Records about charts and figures

§

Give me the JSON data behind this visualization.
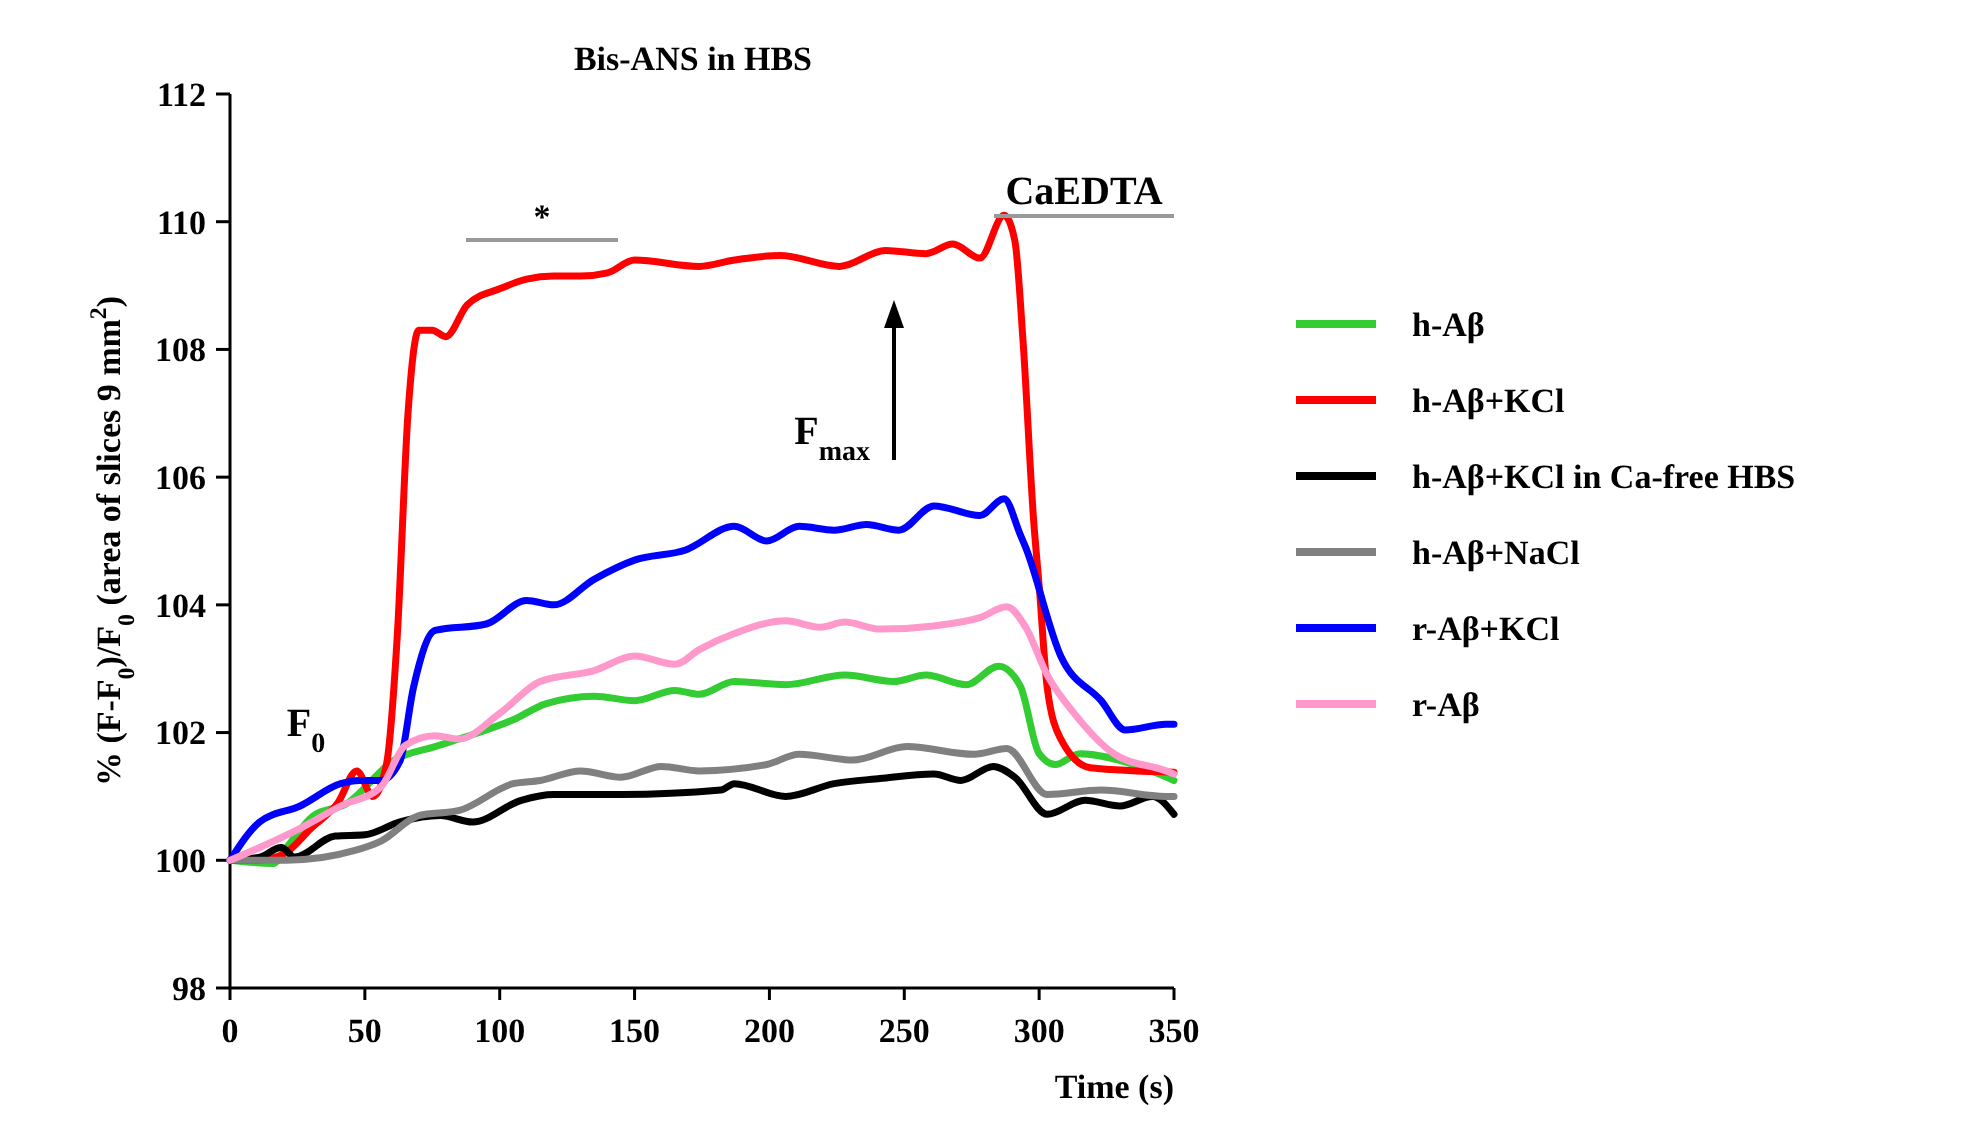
{
  "chart_data": {
    "type": "line",
    "title": "Bis-ANS in HBS",
    "xlabel": "Time (s)",
    "ylabel": "% (F-F$_{0}$)/F$_{0}$ (area of slices 9 mm$^{2}$)",
    "xlim": [
      0,
      350
    ],
    "xticks": [
      0,
      50,
      100,
      150,
      200,
      250,
      300,
      350
    ],
    "ylim": [
      98,
      112
    ],
    "yticks": [
      98,
      100,
      102,
      104,
      106,
      108,
      110,
      112
    ],
    "grid": false,
    "legend": "right",
    "marker": "none",
    "line_style": "solid",
    "annotations": [
      "F$_{0}$",
      "*",
      "F$_{max}$",
      "CaEDTA"
    ],
    "series": [
      {
        "name": "h-Aβ",
        "color": "#33cc33",
        "x": [
          0,
          16,
          21,
          31,
          43,
          61,
          76,
          90,
          105,
          117,
          135,
          150,
          165,
          174,
          187,
          206,
          228,
          246,
          258,
          273,
          285,
          293,
          300,
          306,
          315,
          335,
          350
        ],
        "values": [
          100,
          99.95,
          100.2,
          100.7,
          100.88,
          101.57,
          101.78,
          101.97,
          102.2,
          102.45,
          102.57,
          102.5,
          102.66,
          102.6,
          102.8,
          102.75,
          102.9,
          102.8,
          102.9,
          102.75,
          103.04,
          102.73,
          101.67,
          101.5,
          101.67,
          101.5,
          101.25
        ]
      },
      {
        "name": "h-Aβ+KCl",
        "color": "#ff0000",
        "x": [
          0,
          10,
          20,
          30,
          40,
          47,
          53,
          58,
          62,
          66,
          70,
          75,
          80,
          88,
          100,
          110,
          120,
          130,
          140,
          150,
          174,
          187,
          204,
          226,
          243,
          258,
          268,
          278,
          287,
          291,
          294,
          298,
          300,
          303,
          308,
          319,
          350
        ],
        "values": [
          100,
          100,
          100.1,
          100.5,
          100.9,
          101.4,
          101,
          101.5,
          103.5,
          107,
          108.3,
          108.3,
          108.2,
          108.7,
          108.95,
          109.1,
          109.15,
          109.15,
          109.2,
          109.4,
          109.3,
          109.4,
          109.47,
          109.3,
          109.55,
          109.5,
          109.65,
          109.43,
          110.1,
          109.7,
          108.15,
          105.3,
          104.3,
          102.7,
          101.9,
          101.45,
          101.38
        ]
      },
      {
        "name": "h-Aβ+KCl in Ca-free HBS",
        "color": "#000000",
        "x": [
          0,
          11,
          19,
          24,
          39,
          50,
          63,
          78,
          90,
          108,
          120,
          145,
          182,
          187,
          206,
          224,
          241,
          261,
          271,
          283,
          291,
          303,
          317,
          330,
          342,
          350
        ],
        "values": [
          100,
          100.05,
          100.2,
          100.05,
          100.38,
          100.4,
          100.6,
          100.7,
          100.6,
          100.94,
          101.03,
          101.03,
          101.1,
          101.2,
          101,
          101.2,
          101.28,
          101.35,
          101.25,
          101.47,
          101.3,
          100.72,
          100.94,
          100.85,
          101,
          100.72
        ]
      },
      {
        "name": "h-Aβ+NaCl",
        "color": "#808080",
        "x": [
          0,
          21,
          46,
          56,
          70,
          85,
          105,
          115,
          130,
          145,
          160,
          174,
          199,
          211,
          231,
          251,
          276,
          288,
          303,
          323,
          347,
          350
        ],
        "values": [
          100,
          100,
          100.15,
          100.3,
          100.7,
          100.78,
          101.2,
          101.25,
          101.4,
          101.3,
          101.47,
          101.4,
          101.5,
          101.66,
          101.57,
          101.78,
          101.66,
          101.75,
          101.03,
          101.1,
          101,
          101
        ]
      },
      {
        "name": "r-Aβ+KCl",
        "color": "#0000ff",
        "x": [
          0,
          11,
          26,
          41,
          48,
          56,
          63,
          68,
          76,
          95,
          110,
          120,
          135,
          150,
          169,
          187,
          199,
          211,
          224,
          236,
          248,
          261,
          278,
          287,
          293,
          295,
          308,
          323,
          332,
          347,
          350
        ],
        "values": [
          100,
          100.6,
          100.85,
          101.2,
          101.25,
          101.25,
          101.55,
          102.7,
          103.6,
          103.7,
          104.07,
          104,
          104.4,
          104.7,
          104.86,
          105.23,
          105,
          105.23,
          105.17,
          105.26,
          105.17,
          105.55,
          105.4,
          105.66,
          105.1,
          104.9,
          103.2,
          102.5,
          102.04,
          102.13,
          102.13
        ]
      },
      {
        "name": "r-Aβ",
        "color": "#ff99cc",
        "x": [
          0,
          11,
          26,
          41,
          56,
          65,
          76,
          85,
          100,
          115,
          135,
          150,
          165,
          174,
          187,
          206,
          219,
          228,
          241,
          261,
          278,
          288,
          295,
          303,
          313,
          328,
          347,
          350
        ],
        "values": [
          100,
          100.2,
          100.5,
          100.85,
          101.15,
          101.8,
          101.95,
          101.9,
          102.3,
          102.8,
          102.97,
          103.2,
          103.07,
          103.3,
          103.55,
          103.75,
          103.65,
          103.73,
          103.62,
          103.67,
          103.8,
          103.97,
          103.65,
          102.9,
          102.3,
          101.66,
          101.4,
          101.35
        ]
      }
    ]
  }
}
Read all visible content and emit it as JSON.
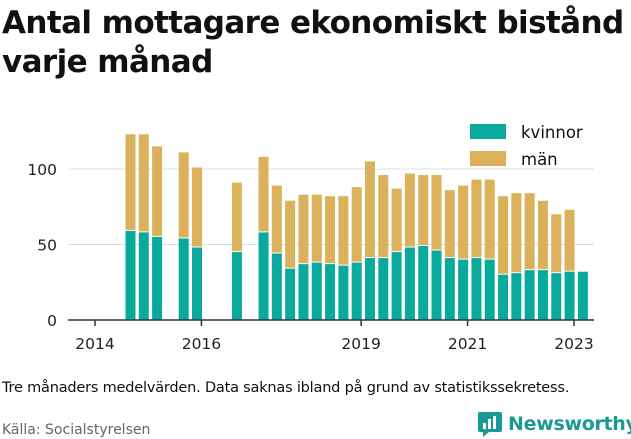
{
  "title": "Antal mottagare ekonomiskt bistånd varje månad",
  "note": "Tre månaders medelvärden. Data saknas ibland på grund av statistikssekretess.",
  "source": "Källa: Socialstyrelsen",
  "brand": "Newsworthy",
  "colors": {
    "kvinnor": "#0aa99d",
    "man": "#dbb15c",
    "axis": "#333333",
    "grid": "#dcdcdc",
    "brand": "#1a9a94"
  },
  "icons": {
    "brand_logo": "newsworthy-logo-icon"
  },
  "chart_data": {
    "type": "bar",
    "stacked": true,
    "xlabel": "",
    "ylabel": "",
    "ylim": [
      0,
      135
    ],
    "yticks": [
      0,
      50,
      100
    ],
    "xticks": [
      "2014",
      "2016",
      "2019",
      "2021",
      "2023"
    ],
    "legend_position": "top-right",
    "grid": true,
    "series": [
      {
        "name": "kvinnor",
        "color": "#0aa99d"
      },
      {
        "name": "män",
        "color": "#dbb15c"
      }
    ],
    "x": [
      "2014-09",
      "2014-12",
      "2015-03",
      "2015-09",
      "2015-12",
      "2016-09",
      "2017-03",
      "2017-06",
      "2017-09",
      "2017-12",
      "2018-03",
      "2018-06",
      "2018-09",
      "2018-12",
      "2019-03",
      "2019-06",
      "2019-09",
      "2019-12",
      "2020-03",
      "2020-06",
      "2020-09",
      "2020-12",
      "2021-03",
      "2021-06",
      "2021-09",
      "2021-12",
      "2022-03",
      "2022-06",
      "2022-09",
      "2022-12",
      "2023-03"
    ],
    "kvinnor": [
      59,
      58,
      55,
      54,
      48,
      45,
      58,
      44,
      34,
      37,
      38,
      37,
      36,
      38,
      41,
      41,
      45,
      48,
      49,
      46,
      41,
      40,
      41,
      40,
      30,
      31,
      33,
      33,
      31,
      32,
      32
    ],
    "man": [
      64,
      65,
      60,
      57,
      53,
      46,
      50,
      45,
      45,
      46,
      45,
      45,
      46,
      50,
      64,
      55,
      42,
      49,
      47,
      50,
      45,
      49,
      52,
      53,
      52,
      53,
      51,
      46,
      39,
      41,
      0
    ]
  }
}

§

Pictures stay out; repeat all the rest of the records exactly.

**Problem solution**
Give me the JSON data behind this visualization.
{
  "chart_data": {
    "type": "line",
    "title": "Bis-ANS in HBS",
    "xlabel": "Time (s)",
    "ylabel": "% (F-F$_{0}$)/F$_{0}$ (area of slices 9 mm$^{2}$)",
    "xlim": [
      0,
      350
    ],
    "xticks": [
      0,
      50,
      100,
      150,
      200,
      250,
      300,
      350
    ],
    "ylim": [
      98,
      112
    ],
    "yticks": [
      98,
      100,
      102,
      104,
      106,
      108,
      110,
      112
    ],
    "grid": false,
    "legend": "right",
    "marker": "none",
    "line_style": "solid",
    "annotations": [
      "F$_{0}$",
      "*",
      "F$_{max}$",
      "CaEDTA"
    ],
    "series": [
      {
        "name": "h-Aβ",
        "color": "#33cc33",
        "x": [
          0,
          16,
          21,
          31,
          43,
          61,
          76,
          90,
          105,
          117,
          135,
          150,
          165,
          174,
          187,
          206,
          228,
          246,
          258,
          273,
          285,
          293,
          300,
          306,
          315,
          335,
          350
        ],
        "values": [
          100,
          99.95,
          100.2,
          100.7,
          100.88,
          101.57,
          101.78,
          101.97,
          102.2,
          102.45,
          102.57,
          102.5,
          102.66,
          102.6,
          102.8,
          102.75,
          102.9,
          102.8,
          102.9,
          102.75,
          103.04,
          102.73,
          101.67,
          101.5,
          101.67,
          101.5,
          101.25
        ]
      },
      {
        "name": "h-Aβ+KCl",
        "color": "#ff0000",
        "x": [
          0,
          10,
          20,
          30,
          40,
          47,
          53,
          58,
          62,
          66,
          70,
          75,
          80,
          88,
          100,
          110,
          120,
          130,
          140,
          150,
          174,
          187,
          204,
          226,
          243,
          258,
          268,
          278,
          287,
          291,
          294,
          298,
          300,
          303,
          308,
          319,
          350
        ],
        "values": [
          100,
          100,
          100.1,
          100.5,
          100.9,
          101.4,
          101,
          101.5,
          103.5,
          107,
          108.3,
          108.3,
          108.2,
          108.7,
          108.95,
          109.1,
          109.15,
          109.15,
          109.2,
          109.4,
          109.3,
          109.4,
          109.47,
          109.3,
          109.55,
          109.5,
          109.65,
          109.43,
          110.1,
          109.7,
          108.15,
          105.3,
          104.3,
          102.7,
          101.9,
          101.45,
          101.38
        ]
      },
      {
        "name": "h-Aβ+KCl in Ca-free HBS",
        "color": "#000000",
        "x": [
          0,
          11,
          19,
          24,
          39,
          50,
          63,
          78,
          90,
          108,
          120,
          145,
          182,
          187,
          206,
          224,
          241,
          261,
          271,
          283,
          291,
          303,
          317,
          330,
          342,
          350
        ],
        "values": [
          100,
          100.05,
          100.2,
          100.05,
          100.38,
          100.4,
          100.6,
          100.7,
          100.6,
          100.94,
          101.03,
          101.03,
          101.1,
          101.2,
          101,
          101.2,
          101.28,
          101.35,
          101.25,
          101.47,
          101.3,
          100.72,
          100.94,
          100.85,
          101,
          100.72
        ]
      },
      {
        "name": "h-Aβ+NaCl",
        "color": "#808080",
        "x": [
          0,
          21,
          46,
          56,
          70,
          85,
          105,
          115,
          130,
          145,
          160,
          174,
          199,
          211,
          231,
          251,
          276,
          288,
          303,
          323,
          347,
          350
        ],
        "values": [
          100,
          100,
          100.15,
          100.3,
          100.7,
          100.78,
          101.2,
          101.25,
          101.4,
          101.3,
          101.47,
          101.4,
          101.5,
          101.66,
          101.57,
          101.78,
          101.66,
          101.75,
          101.03,
          101.1,
          101,
          101
        ]
      },
      {
        "name": "r-Aβ+KCl",
        "color": "#0000ff",
        "x": [
          0,
          11,
          26,
          41,
          48,
          56,
          63,
          68,
          76,
          95,
          110,
          120,
          135,
          150,
          169,
          187,
          199,
          211,
          224,
          236,
          248,
          261,
          278,
          287,
          293,
          295,
          308,
          323,
          332,
          347,
          350
        ],
        "values": [
          100,
          100.6,
          100.85,
          101.2,
          101.25,
          101.25,
          101.55,
          102.7,
          103.6,
          103.7,
          104.07,
          104,
          104.4,
          104.7,
          104.86,
          105.23,
          105,
          105.23,
          105.17,
          105.26,
          105.17,
          105.55,
          105.4,
          105.66,
          105.1,
          104.9,
          103.2,
          102.5,
          102.04,
          102.13,
          102.13
        ]
      },
      {
        "name": "r-Aβ",
        "color": "#ff99cc",
        "x": [
          0,
          11,
          26,
          41,
          56,
          65,
          76,
          85,
          100,
          115,
          135,
          150,
          165,
          174,
          187,
          206,
          219,
          228,
          241,
          261,
          278,
          288,
          295,
          303,
          313,
          328,
          347,
          350
        ],
        "values": [
          100,
          100.2,
          100.5,
          100.85,
          101.15,
          101.8,
          101.95,
          101.9,
          102.3,
          102.8,
          102.97,
          103.2,
          103.07,
          103.3,
          103.55,
          103.75,
          103.65,
          103.73,
          103.62,
          103.67,
          103.8,
          103.97,
          103.65,
          102.9,
          102.3,
          101.66,
          101.4,
          101.35
        ]
      }
    ]
  }
}
Read all visible content and emit it as JSON.
{
  "title": "Antal mottagare ekonomiskt bistånd varje månad",
  "note": "Tre månaders medelvärden. Data saknas ibland på grund av statistikssekretess.",
  "source": "Källa: Socialstyrelsen",
  "brand": "Newsworthy",
  "colors": {
    "kvinnor": "#0aa99d",
    "man": "#dbb15c",
    "axis": "#333333",
    "grid": "#dcdcdc",
    "brand": "#1a9a94"
  },
  "icons": {
    "brand_logo": "newsworthy-logo-icon"
  },
  "chart_data": {
    "type": "bar",
    "stacked": true,
    "xlabel": "",
    "ylabel": "",
    "ylim": [
      0,
      135
    ],
    "yticks": [
      0,
      50,
      100
    ],
    "xticks": [
      "2014",
      "2016",
      "2019",
      "2021",
      "2023"
    ],
    "legend_position": "top-right",
    "grid": true,
    "series": [
      {
        "name": "kvinnor",
        "color": "#0aa99d"
      },
      {
        "name": "män",
        "color": "#dbb15c"
      }
    ],
    "x": [
      "2014-09",
      "2014-12",
      "2015-03",
      "2015-09",
      "2015-12",
      "2016-09",
      "2017-03",
      "2017-06",
      "2017-09",
      "2017-12",
      "2018-03",
      "2018-06",
      "2018-09",
      "2018-12",
      "2019-03",
      "2019-06",
      "2019-09",
      "2019-12",
      "2020-03",
      "2020-06",
      "2020-09",
      "2020-12",
      "2021-03",
      "2021-06",
      "2021-09",
      "2021-12",
      "2022-03",
      "2022-06",
      "2022-09",
      "2022-12",
      "2023-03"
    ],
    "kvinnor": [
      59,
      58,
      55,
      54,
      48,
      45,
      58,
      44,
      34,
      37,
      38,
      37,
      36,
      38,
      41,
      41,
      45,
      48,
      49,
      46,
      41,
      40,
      41,
      40,
      30,
      31,
      33,
      33,
      31,
      32,
      32
    ],
    "man": [
      64,
      65,
      60,
      57,
      53,
      46,
      50,
      45,
      45,
      46,
      45,
      45,
      46,
      50,
      64,
      55,
      42,
      49,
      47,
      50,
      45,
      49,
      52,
      53,
      52,
      53,
      51,
      46,
      39,
      41,
      0
    ]
  }
}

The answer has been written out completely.